Исходный фрагмент
◇ ◇ ◇
Это казалось тем более возможным, что начало дебатов по вопросу вооружения Германии совпало с началом развязанной по инициативе Москвы войны в Корее. Многие на Западе не без основания видели в ней прообраз судьбы, ожидавшей и другое, разделенное роковой чертой противостояния мировых систем, государство — Германию. Германские газеты называли азиатский кризис «пробным испытанием» для центральной Европы. Западную Германию охватил апокалиптический страх перед возможностью «германской Кореи». Парламентарии носили при себе ампулы с цианидом, чтобы не попасть живыми в руки врага. Сам Аденауэр запросил для сотрудников своего аппарата двести автоматических пистолетов на предмет отражения атаки коммунистов. Согласно данным опросов, более половины граждан Западной Германии считали, что в случае перехода коммунистами границы союзники бросят молодую Федеративную республику на произвол судьбы.
Провозглашение Восточной Германии самостоятельным коммунистическим государством едва ли могло успокоить западных немцев. По словам сталинского ставленника, диктатора ГДР Вальтера Ульбрихта, опыт Кореи доказал, что «марионеточные режимы», вроде правительства Аденауэра, неспособны к самостоятельному существованию, а северокорейский вождь Ким Ир Сен указал путь к воссоединению Германии. «Если американцы в своем империалистическом высокомерии вообразили, будто у немцев национальное сознание развито хуже, чем у корейцев, то они предаются глубокому самообману».
Угрозы Ульбрихта, само собой, представляли собой не более чем похвальбу, но что, если бы он и впрямь попытался сыграть роль германского Ким Ир Сена, а его советские покровители попытались повторить корейский эксперимент в Германии?
Прежде всего, Ульбрихт не располагал такими возможностями, как северокорейский диктатор. Советы сколотили из восточногерманской Народной Полиции, полностью состоявшей из ветеранов вермахта, некое подобие вооруженных сил, но они никоим образом не могли сравниться с Народной Армией Северной Кореи, вдвое превосходившей южнокорейскую армию по огневой мощи. К тому же в Европе коммунистам пришлось бы иметь дело с куда более внушительными соперниками, нежели в избранной ими мишенью Корее. В отличие от Южной Кореи, Западная Германия была оккупирована сильнейшими мировыми державами, две из которых были географически близки к зоне оккупации. Федеративная Республика пока еще не имела своей армии, но ее внутренние и пограничные полицейские силы ничем не уступали Народной Полиции.
◇ ◇ ◇
Записи из набора данных
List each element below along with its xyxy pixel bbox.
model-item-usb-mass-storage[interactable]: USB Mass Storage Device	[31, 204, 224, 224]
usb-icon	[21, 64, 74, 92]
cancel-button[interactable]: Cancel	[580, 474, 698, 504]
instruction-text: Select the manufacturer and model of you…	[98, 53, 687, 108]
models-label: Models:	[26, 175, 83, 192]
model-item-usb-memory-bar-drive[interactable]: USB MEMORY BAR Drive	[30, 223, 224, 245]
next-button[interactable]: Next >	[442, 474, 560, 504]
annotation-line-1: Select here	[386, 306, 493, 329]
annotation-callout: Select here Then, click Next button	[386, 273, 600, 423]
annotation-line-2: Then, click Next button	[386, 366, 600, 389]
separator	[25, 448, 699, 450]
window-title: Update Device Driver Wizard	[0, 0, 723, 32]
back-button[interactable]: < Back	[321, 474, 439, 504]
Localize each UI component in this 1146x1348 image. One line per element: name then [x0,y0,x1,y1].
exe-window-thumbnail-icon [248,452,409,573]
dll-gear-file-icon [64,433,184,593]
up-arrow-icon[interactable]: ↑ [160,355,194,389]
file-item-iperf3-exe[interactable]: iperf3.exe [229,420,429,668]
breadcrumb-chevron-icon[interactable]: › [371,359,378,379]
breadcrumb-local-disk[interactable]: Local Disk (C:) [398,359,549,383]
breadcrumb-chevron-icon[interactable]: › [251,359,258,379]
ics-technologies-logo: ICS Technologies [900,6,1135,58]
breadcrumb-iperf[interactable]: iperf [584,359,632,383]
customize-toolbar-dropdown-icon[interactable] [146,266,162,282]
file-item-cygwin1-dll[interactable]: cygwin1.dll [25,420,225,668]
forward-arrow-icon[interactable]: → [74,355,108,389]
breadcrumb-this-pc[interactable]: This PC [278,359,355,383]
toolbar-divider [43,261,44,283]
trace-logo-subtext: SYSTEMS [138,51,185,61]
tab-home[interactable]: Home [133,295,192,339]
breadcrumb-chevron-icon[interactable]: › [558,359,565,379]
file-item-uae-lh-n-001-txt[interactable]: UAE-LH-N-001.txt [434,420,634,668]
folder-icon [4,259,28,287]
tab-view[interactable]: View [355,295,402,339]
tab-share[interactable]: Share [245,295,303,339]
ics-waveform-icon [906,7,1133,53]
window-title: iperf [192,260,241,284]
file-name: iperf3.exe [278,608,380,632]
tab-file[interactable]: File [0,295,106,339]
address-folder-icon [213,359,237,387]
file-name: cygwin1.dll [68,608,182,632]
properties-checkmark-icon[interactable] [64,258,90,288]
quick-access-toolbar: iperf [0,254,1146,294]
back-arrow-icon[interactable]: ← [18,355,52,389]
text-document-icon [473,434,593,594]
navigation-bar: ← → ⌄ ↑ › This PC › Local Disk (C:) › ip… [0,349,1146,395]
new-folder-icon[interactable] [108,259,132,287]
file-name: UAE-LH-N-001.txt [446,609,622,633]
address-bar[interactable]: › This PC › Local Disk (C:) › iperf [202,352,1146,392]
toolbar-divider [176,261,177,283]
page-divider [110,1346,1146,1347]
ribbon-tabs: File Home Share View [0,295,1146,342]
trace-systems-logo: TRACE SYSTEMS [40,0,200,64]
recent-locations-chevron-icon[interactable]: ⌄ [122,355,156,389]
◇ ◇ ◇
Задание
Перепишите текст о Германии и войне в Корее от слов «Провозглашение Восточной Германии» до слов «эксперимент в Германии?» включительно, поменяв «Ульбрихта» на «Пика».

Решение
Провозглашение Восточной Германии самостоятельным коммунистическим государством едва ли могло успокоить западных немцев. По словам сталинского ставленника, диктатора ГДР Вальтера Пика, опыт Кореи доказал, что «марионеточные режимы», вроде правительства Аденауэра, неспособны к самостоятельному существованию, а северокорейский вождь Ким Ир Сен указал путь к воссоединению Германии. «Если американцы в своем империалистическом высокомерии вообразили, будто у немцев национальное сознание развито хуже, чем у корейцев, то они предаются глубокому самообману».
Угрозы Пика, само собой, представляли собой не более чем похвальбу, но что, если бы он и впрямь попытался сыграть роль германского Ким Ир Сена, а его советские покровители попытались повторить корейский эксперимент в Германии?